Material for the task -

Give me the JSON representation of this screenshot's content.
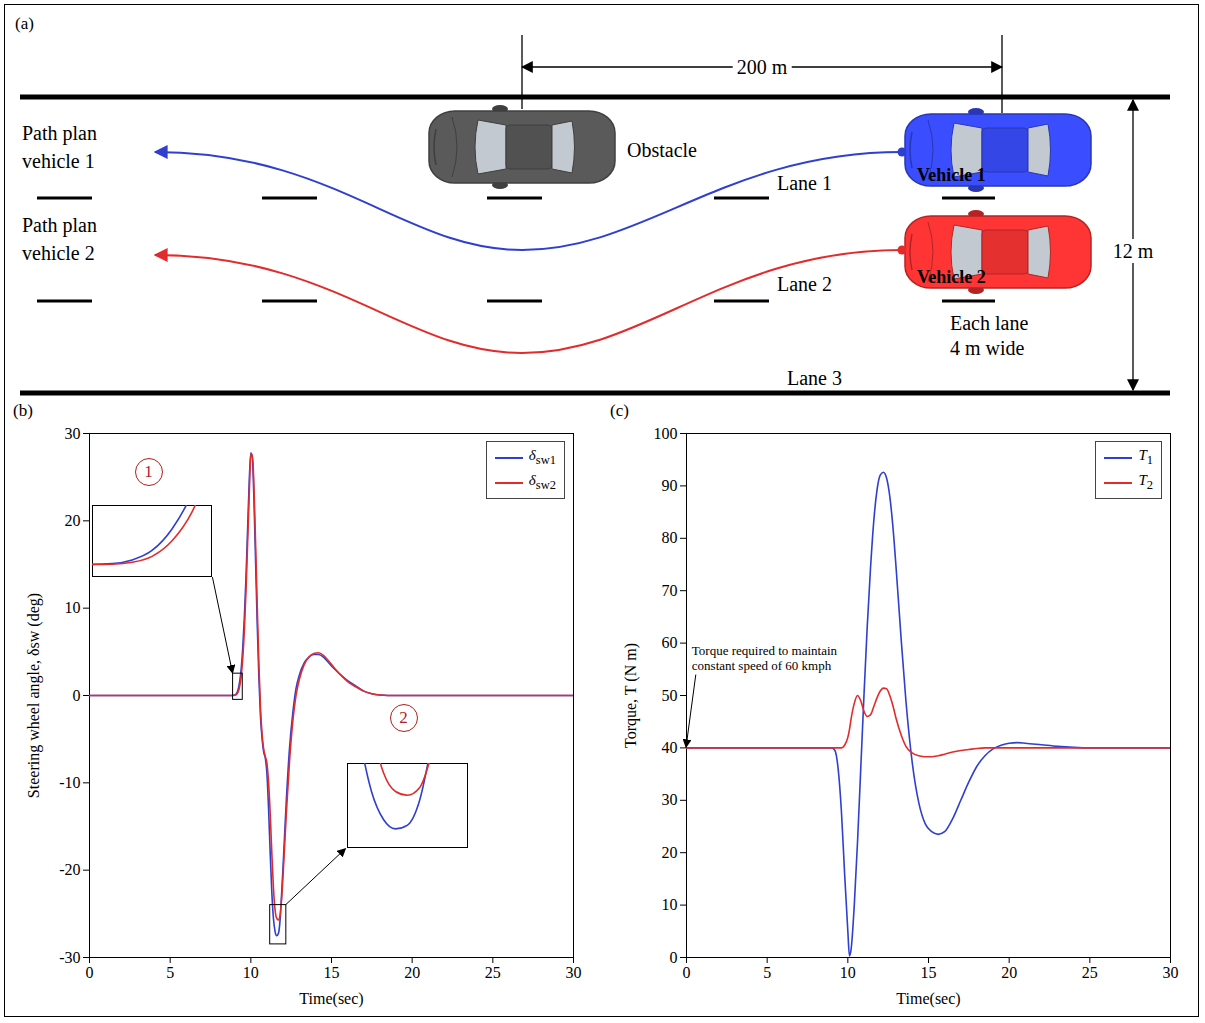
{
  "diagram": {
    "panel": "(a)",
    "distance_label": "200 m",
    "width_label": "12 m",
    "lane_note": "Each lane 4 m wide",
    "lanes": [
      "Lane 1",
      "Lane 2",
      "Lane 3"
    ],
    "obstacle": "Obstacle",
    "vehicles": [
      {
        "name": "Vehicle 1",
        "color": "#2f3fd0",
        "path_label": "Path plan vehicle 1"
      },
      {
        "name": "Vehicle 2",
        "color": "#e32b2b",
        "path_label": "Path plan vehicle 2"
      }
    ]
  },
  "chart_data": [
    {
      "type": "line",
      "panel": "(b)",
      "xlabel": "Time(sec)",
      "ylabel": "Steering wheel angle, δsw (deg)",
      "x": [
        0,
        5,
        8,
        8.8,
        9.0,
        9.1,
        9.2,
        9.3,
        9.4,
        9.5,
        9.6,
        9.7,
        9.8,
        9.9,
        10.0,
        10.1,
        10.2,
        10.3,
        10.4,
        10.5,
        10.6,
        10.7,
        10.8,
        10.9,
        11.0,
        11.1,
        11.2,
        11.3,
        11.4,
        11.5,
        11.6,
        11.7,
        11.8,
        11.9,
        12.0,
        12.2,
        12.4,
        12.6,
        12.8,
        13.0,
        13.3,
        13.6,
        13.9,
        14.2,
        14.5,
        14.8,
        15.2,
        15.6,
        16.0,
        16.5,
        17.0,
        17.5,
        18.0,
        18.5,
        19,
        20,
        25,
        30
      ],
      "series": [
        {
          "name": "δsw1",
          "color": "#2f3fd0",
          "values": [
            0,
            0,
            0,
            0,
            0.05,
            0.2,
            0.6,
            1.5,
            3,
            5.5,
            9,
            13.5,
            19,
            24.5,
            27.8,
            27,
            22,
            15,
            8,
            2,
            -2.5,
            -5,
            -6.5,
            -7.2,
            -9,
            -13,
            -18,
            -22.5,
            -25.5,
            -27,
            -27.5,
            -27.3,
            -26,
            -23,
            -19.5,
            -12,
            -6,
            -2,
            0.8,
            2.3,
            3.7,
            4.4,
            4.7,
            4.7,
            4.4,
            3.8,
            3,
            2.3,
            1.7,
            1.1,
            0.5,
            0.2,
            0.05,
            0,
            0,
            0,
            0,
            0
          ]
        },
        {
          "name": "δsw2",
          "color": "#e32b2b",
          "values": [
            0,
            0,
            0,
            0,
            0.02,
            0.1,
            0.35,
            1.0,
            2.2,
            4.3,
            7.5,
            12,
            17.5,
            23,
            27.5,
            27.6,
            23.5,
            17,
            10,
            3.5,
            -1.5,
            -4.5,
            -6.2,
            -7,
            -7.8,
            -10,
            -13.5,
            -18,
            -22,
            -24.5,
            -25.5,
            -25.7,
            -25.3,
            -23.5,
            -20.5,
            -13.5,
            -7.5,
            -3,
            0,
            1.8,
            3.5,
            4.4,
            4.8,
            4.9,
            4.6,
            4.0,
            3.1,
            2.3,
            1.6,
            1.0,
            0.5,
            0.2,
            0.05,
            0,
            0,
            0,
            0,
            0
          ]
        }
      ],
      "xlim": [
        0,
        30
      ],
      "xticks": [
        0,
        5,
        10,
        15,
        20,
        25,
        30
      ],
      "ylim": [
        -30,
        30
      ],
      "yticks": [
        -30,
        -20,
        -10,
        0,
        10,
        20,
        30
      ],
      "grid": false,
      "legend": "upper right",
      "insets": [
        {
          "label": "1",
          "xlim": [
            8.9,
            9.5
          ],
          "ylim": [
            -0.5,
            2.5
          ]
        },
        {
          "label": "2",
          "xlim": [
            11.2,
            12.2
          ],
          "ylim": [
            -28.5,
            -24
          ]
        }
      ]
    },
    {
      "type": "line",
      "panel": "(c)",
      "xlabel": "Time(sec)",
      "ylabel": "Torque, T (N m)",
      "x": [
        0,
        5,
        8,
        9.0,
        9.2,
        9.4,
        9.6,
        9.8,
        10.0,
        10.1,
        10.2,
        10.4,
        10.6,
        10.8,
        11.0,
        11.2,
        11.4,
        11.6,
        11.8,
        12.0,
        12.2,
        12.4,
        12.6,
        12.8,
        13.0,
        13.3,
        13.6,
        14.0,
        14.4,
        14.8,
        15.2,
        15.6,
        16.0,
        16.5,
        17,
        17.5,
        18,
        18.5,
        19,
        19.5,
        20,
        20.5,
        21,
        22,
        23,
        24,
        25,
        30
      ],
      "series": [
        {
          "name": "T1",
          "color": "#2f3fd0",
          "values": [
            40,
            40,
            40,
            40,
            39.5,
            36,
            28,
            16,
            5,
            0.3,
            1.5,
            10,
            22,
            36,
            50,
            63,
            74,
            83,
            89,
            92,
            92.6,
            91.5,
            88,
            82,
            74,
            61,
            49,
            37,
            29.5,
            25.5,
            24,
            23.5,
            24,
            26.5,
            30,
            33.5,
            36.5,
            38.5,
            39.8,
            40.5,
            40.9,
            41,
            40.9,
            40.6,
            40.3,
            40.1,
            40,
            40
          ]
        },
        {
          "name": "T2",
          "color": "#e32b2b",
          "values": [
            40,
            40,
            40,
            40,
            40,
            40,
            40,
            40.5,
            42,
            43.5,
            45.5,
            48.5,
            50,
            49,
            47,
            46,
            46.3,
            47.8,
            49.5,
            50.8,
            51.4,
            51.3,
            50,
            48,
            45.5,
            42.5,
            40.3,
            39,
            38.5,
            38.3,
            38.3,
            38.5,
            38.8,
            39.2,
            39.5,
            39.7,
            39.9,
            40,
            40,
            40,
            40,
            40,
            40,
            40,
            40,
            40,
            40,
            40
          ]
        }
      ],
      "xlim": [
        0,
        30
      ],
      "xticks": [
        0,
        5,
        10,
        15,
        20,
        25,
        30
      ],
      "ylim": [
        0,
        100
      ],
      "yticks": [
        0,
        10,
        20,
        30,
        40,
        50,
        60,
        70,
        80,
        90,
        100
      ],
      "grid": false,
      "legend": "upper right",
      "annotations": [
        {
          "text": "Torque required to maintain constant speed of 60 kmph",
          "x": 0,
          "y": 40
        }
      ]
    }
  ]
}
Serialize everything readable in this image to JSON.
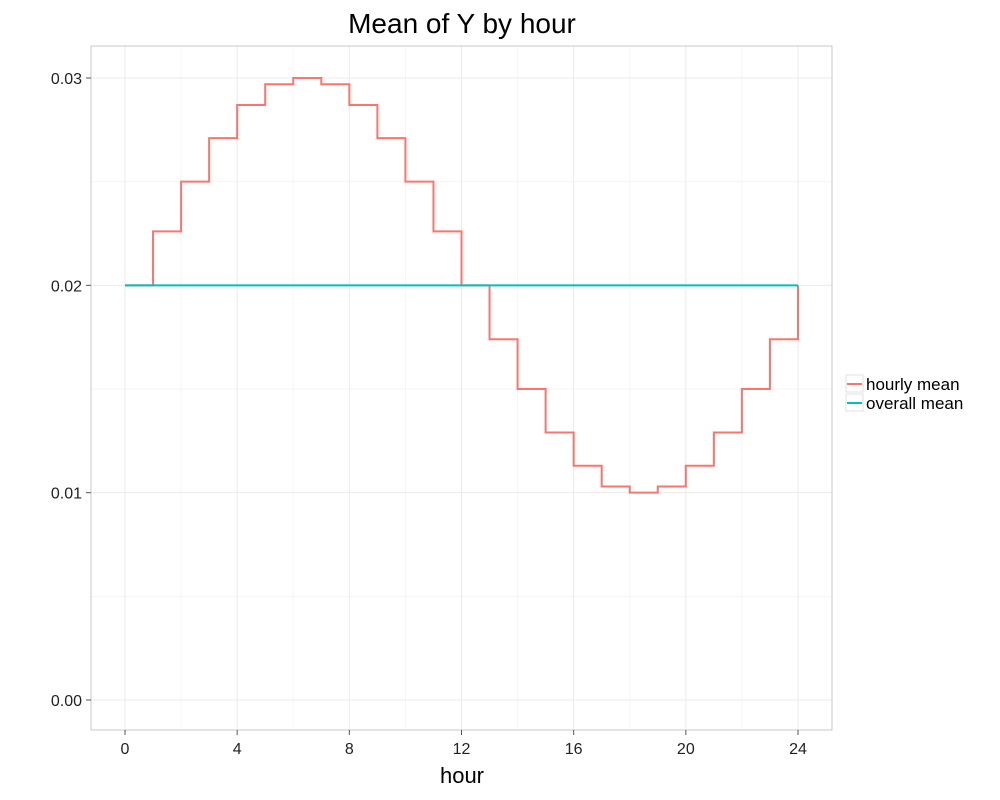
{
  "chart_data": {
    "type": "line",
    "title": "Mean of Y by hour",
    "xlabel": "hour",
    "ylabel": "",
    "xlim": [
      0,
      24
    ],
    "ylim": [
      0,
      0.03
    ],
    "x_ticks": [
      0,
      4,
      8,
      12,
      16,
      20,
      24
    ],
    "y_ticks": [
      0.0,
      0.01,
      0.02,
      0.03
    ],
    "y_tick_labels": [
      "0.00",
      "0.01",
      "0.02",
      "0.03"
    ],
    "grid": true,
    "step": true,
    "legend_position": "right",
    "series": [
      {
        "name": "hourly mean",
        "color": "#F8766D",
        "x": [
          0,
          1,
          2,
          3,
          4,
          5,
          6,
          7,
          8,
          9,
          10,
          11,
          12,
          13,
          14,
          15,
          16,
          17,
          18,
          19,
          20,
          21,
          22,
          23,
          24
        ],
        "values": [
          0.02,
          0.0226,
          0.025,
          0.0271,
          0.0287,
          0.0297,
          0.03,
          0.0297,
          0.0287,
          0.0271,
          0.025,
          0.0226,
          0.02,
          0.0174,
          0.015,
          0.0129,
          0.0113,
          0.0103,
          0.01,
          0.0103,
          0.0113,
          0.0129,
          0.015,
          0.0174,
          0.02
        ]
      },
      {
        "name": "overall mean",
        "color": "#00BFC4",
        "x": [
          0,
          24
        ],
        "values": [
          0.02,
          0.02
        ]
      }
    ]
  }
}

Goal of the exercise - Quote everything in the listing above exactly; pictures are the only thing to omit.

Worked solution -
Give me the JSON representation of this screenshot's content.
{
  "diagram": {
    "panel": "(a)",
    "distance_label": "200 m",
    "width_label": "12 m",
    "lane_note": "Each lane 4 m wide",
    "lanes": [
      "Lane 1",
      "Lane 2",
      "Lane 3"
    ],
    "obstacle": "Obstacle",
    "vehicles": [
      {
        "name": "Vehicle 1",
        "color": "#2f3fd0",
        "path_label": "Path plan vehicle 1"
      },
      {
        "name": "Vehicle 2",
        "color": "#e32b2b",
        "path_label": "Path plan vehicle 2"
      }
    ]
  },
  "chart_data": [
    {
      "type": "line",
      "panel": "(b)",
      "xlabel": "Time(sec)",
      "ylabel": "Steering wheel angle, δsw (deg)",
      "x": [
        0,
        5,
        8,
        8.8,
        9.0,
        9.1,
        9.2,
        9.3,
        9.4,
        9.5,
        9.6,
        9.7,
        9.8,
        9.9,
        10.0,
        10.1,
        10.2,
        10.3,
        10.4,
        10.5,
        10.6,
        10.7,
        10.8,
        10.9,
        11.0,
        11.1,
        11.2,
        11.3,
        11.4,
        11.5,
        11.6,
        11.7,
        11.8,
        11.9,
        12.0,
        12.2,
        12.4,
        12.6,
        12.8,
        13.0,
        13.3,
        13.6,
        13.9,
        14.2,
        14.5,
        14.8,
        15.2,
        15.6,
        16.0,
        16.5,
        17.0,
        17.5,
        18.0,
        18.5,
        19,
        20,
        25,
        30
      ],
      "series": [
        {
          "name": "δsw1",
          "color": "#2f3fd0",
          "values": [
            0,
            0,
            0,
            0,
            0.05,
            0.2,
            0.6,
            1.5,
            3,
            5.5,
            9,
            13.5,
            19,
            24.5,
            27.8,
            27,
            22,
            15,
            8,
            2,
            -2.5,
            -5,
            -6.5,
            -7.2,
            -9,
            -13,
            -18,
            -22.5,
            -25.5,
            -27,
            -27.5,
            -27.3,
            -26,
            -23,
            -19.5,
            -12,
            -6,
            -2,
            0.8,
            2.3,
            3.7,
            4.4,
            4.7,
            4.7,
            4.4,
            3.8,
            3,
            2.3,
            1.7,
            1.1,
            0.5,
            0.2,
            0.05,
            0,
            0,
            0,
            0,
            0
          ]
        },
        {
          "name": "δsw2",
          "color": "#e32b2b",
          "values": [
            0,
            0,
            0,
            0,
            0.02,
            0.1,
            0.35,
            1.0,
            2.2,
            4.3,
            7.5,
            12,
            17.5,
            23,
            27.5,
            27.6,
            23.5,
            17,
            10,
            3.5,
            -1.5,
            -4.5,
            -6.2,
            -7,
            -7.8,
            -10,
            -13.5,
            -18,
            -22,
            -24.5,
            -25.5,
            -25.7,
            -25.3,
            -23.5,
            -20.5,
            -13.5,
            -7.5,
            -3,
            0,
            1.8,
            3.5,
            4.4,
            4.8,
            4.9,
            4.6,
            4.0,
            3.1,
            2.3,
            1.6,
            1.0,
            0.5,
            0.2,
            0.05,
            0,
            0,
            0,
            0,
            0
          ]
        }
      ],
      "xlim": [
        0,
        30
      ],
      "xticks": [
        0,
        5,
        10,
        15,
        20,
        25,
        30
      ],
      "ylim": [
        -30,
        30
      ],
      "yticks": [
        -30,
        -20,
        -10,
        0,
        10,
        20,
        30
      ],
      "grid": false,
      "legend": "upper right",
      "insets": [
        {
          "label": "1",
          "xlim": [
            8.9,
            9.5
          ],
          "ylim": [
            -0.5,
            2.5
          ]
        },
        {
          "label": "2",
          "xlim": [
            11.2,
            12.2
          ],
          "ylim": [
            -28.5,
            -24
          ]
        }
      ]
    },
    {
      "type": "line",
      "panel": "(c)",
      "xlabel": "Time(sec)",
      "ylabel": "Torque, T (N m)",
      "x": [
        0,
        5,
        8,
        9.0,
        9.2,
        9.4,
        9.6,
        9.8,
        10.0,
        10.1,
        10.2,
        10.4,
        10.6,
        10.8,
        11.0,
        11.2,
        11.4,
        11.6,
        11.8,
        12.0,
        12.2,
        12.4,
        12.6,
        12.8,
        13.0,
        13.3,
        13.6,
        14.0,
        14.4,
        14.8,
        15.2,
        15.6,
        16.0,
        16.5,
        17,
        17.5,
        18,
        18.5,
        19,
        19.5,
        20,
        20.5,
        21,
        22,
        23,
        24,
        25,
        30
      ],
      "series": [
        {
          "name": "T1",
          "color": "#2f3fd0",
          "values": [
            40,
            40,
            40,
            40,
            39.5,
            36,
            28,
            16,
            5,
            0.3,
            1.5,
            10,
            22,
            36,
            50,
            63,
            74,
            83,
            89,
            92,
            92.6,
            91.5,
            88,
            82,
            74,
            61,
            49,
            37,
            29.5,
            25.5,
            24,
            23.5,
            24,
            26.5,
            30,
            33.5,
            36.5,
            38.5,
            39.8,
            40.5,
            40.9,
            41,
            40.9,
            40.6,
            40.3,
            40.1,
            40,
            40
          ]
        },
        {
          "name": "T2",
          "color": "#e32b2b",
          "values": [
            40,
            40,
            40,
            40,
            40,
            40,
            40,
            40.5,
            42,
            43.5,
            45.5,
            48.5,
            50,
            49,
            47,
            46,
            46.3,
            47.8,
            49.5,
            50.8,
            51.4,
            51.3,
            50,
            48,
            45.5,
            42.5,
            40.3,
            39,
            38.5,
            38.3,
            38.3,
            38.5,
            38.8,
            39.2,
            39.5,
            39.7,
            39.9,
            40,
            40,
            40,
            40,
            40,
            40,
            40,
            40,
            40,
            40,
            40
          ]
        }
      ],
      "xlim": [
        0,
        30
      ],
      "xticks": [
        0,
        5,
        10,
        15,
        20,
        25,
        30
      ],
      "ylim": [
        0,
        100
      ],
      "yticks": [
        0,
        10,
        20,
        30,
        40,
        50,
        60,
        70,
        80,
        90,
        100
      ],
      "grid": false,
      "legend": "upper right",
      "annotations": [
        {
          "text": "Torque required to maintain constant speed of 60 kmph",
          "x": 0,
          "y": 40
        }
      ]
    }
  ]
}
Serialize everything readable in this image to JSON.
{
  "chart_data": {
    "type": "line",
    "title": "Mean of Y by hour",
    "xlabel": "hour",
    "ylabel": "",
    "xlim": [
      0,
      24
    ],
    "ylim": [
      0,
      0.03
    ],
    "x_ticks": [
      0,
      4,
      8,
      12,
      16,
      20,
      24
    ],
    "y_ticks": [
      0.0,
      0.01,
      0.02,
      0.03
    ],
    "y_tick_labels": [
      "0.00",
      "0.01",
      "0.02",
      "0.03"
    ],
    "grid": true,
    "step": true,
    "legend_position": "right",
    "series": [
      {
        "name": "hourly mean",
        "color": "#F8766D",
        "x": [
          0,
          1,
          2,
          3,
          4,
          5,
          6,
          7,
          8,
          9,
          10,
          11,
          12,
          13,
          14,
          15,
          16,
          17,
          18,
          19,
          20,
          21,
          22,
          23,
          24
        ],
        "values": [
          0.02,
          0.0226,
          0.025,
          0.0271,
          0.0287,
          0.0297,
          0.03,
          0.0297,
          0.0287,
          0.0271,
          0.025,
          0.0226,
          0.02,
          0.0174,
          0.015,
          0.0129,
          0.0113,
          0.0103,
          0.01,
          0.0103,
          0.0113,
          0.0129,
          0.015,
          0.0174,
          0.02
        ]
      },
      {
        "name": "overall mean",
        "color": "#00BFC4",
        "x": [
          0,
          24
        ],
        "values": [
          0.02,
          0.02
        ]
      }
    ]
  }
}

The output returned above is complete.